## [EXERCISE REQUIREMENTS]
Below are the records; locate each line with the word "color" and copy it.

## [DATASET CONTENT]
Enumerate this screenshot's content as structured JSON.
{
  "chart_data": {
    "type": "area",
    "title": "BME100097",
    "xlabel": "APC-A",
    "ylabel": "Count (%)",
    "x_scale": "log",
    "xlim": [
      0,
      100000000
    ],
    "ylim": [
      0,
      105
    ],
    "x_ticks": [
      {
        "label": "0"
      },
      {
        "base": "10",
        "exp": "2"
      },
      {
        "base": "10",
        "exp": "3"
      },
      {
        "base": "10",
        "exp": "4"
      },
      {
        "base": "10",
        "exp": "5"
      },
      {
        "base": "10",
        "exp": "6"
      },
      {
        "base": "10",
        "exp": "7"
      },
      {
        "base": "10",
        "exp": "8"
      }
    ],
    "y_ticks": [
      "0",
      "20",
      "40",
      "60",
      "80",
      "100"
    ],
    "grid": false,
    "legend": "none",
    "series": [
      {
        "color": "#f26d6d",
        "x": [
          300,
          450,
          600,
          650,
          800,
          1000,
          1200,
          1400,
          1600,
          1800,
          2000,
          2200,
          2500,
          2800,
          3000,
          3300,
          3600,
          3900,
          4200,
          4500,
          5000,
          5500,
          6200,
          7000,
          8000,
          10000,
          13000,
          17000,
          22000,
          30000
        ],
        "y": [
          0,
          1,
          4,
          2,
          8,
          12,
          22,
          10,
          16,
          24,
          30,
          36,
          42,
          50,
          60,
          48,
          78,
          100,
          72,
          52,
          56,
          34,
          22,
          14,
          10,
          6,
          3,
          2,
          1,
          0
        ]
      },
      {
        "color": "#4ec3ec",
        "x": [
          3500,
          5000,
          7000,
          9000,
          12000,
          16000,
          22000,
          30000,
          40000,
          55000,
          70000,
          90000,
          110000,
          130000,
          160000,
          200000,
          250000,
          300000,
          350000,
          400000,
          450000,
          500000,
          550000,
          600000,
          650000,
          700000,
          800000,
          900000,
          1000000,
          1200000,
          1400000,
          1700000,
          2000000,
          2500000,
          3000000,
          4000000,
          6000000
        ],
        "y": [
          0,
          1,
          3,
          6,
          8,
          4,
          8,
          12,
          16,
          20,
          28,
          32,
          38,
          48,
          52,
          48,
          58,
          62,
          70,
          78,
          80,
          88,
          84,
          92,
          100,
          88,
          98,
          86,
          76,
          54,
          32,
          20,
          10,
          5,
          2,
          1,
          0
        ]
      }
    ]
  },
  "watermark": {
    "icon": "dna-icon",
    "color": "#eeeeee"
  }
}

## [EXERCISE RESULT]
        "color": "#f26d6d",
        "color": "#4ec3ec",
    "color": "#eeeeee"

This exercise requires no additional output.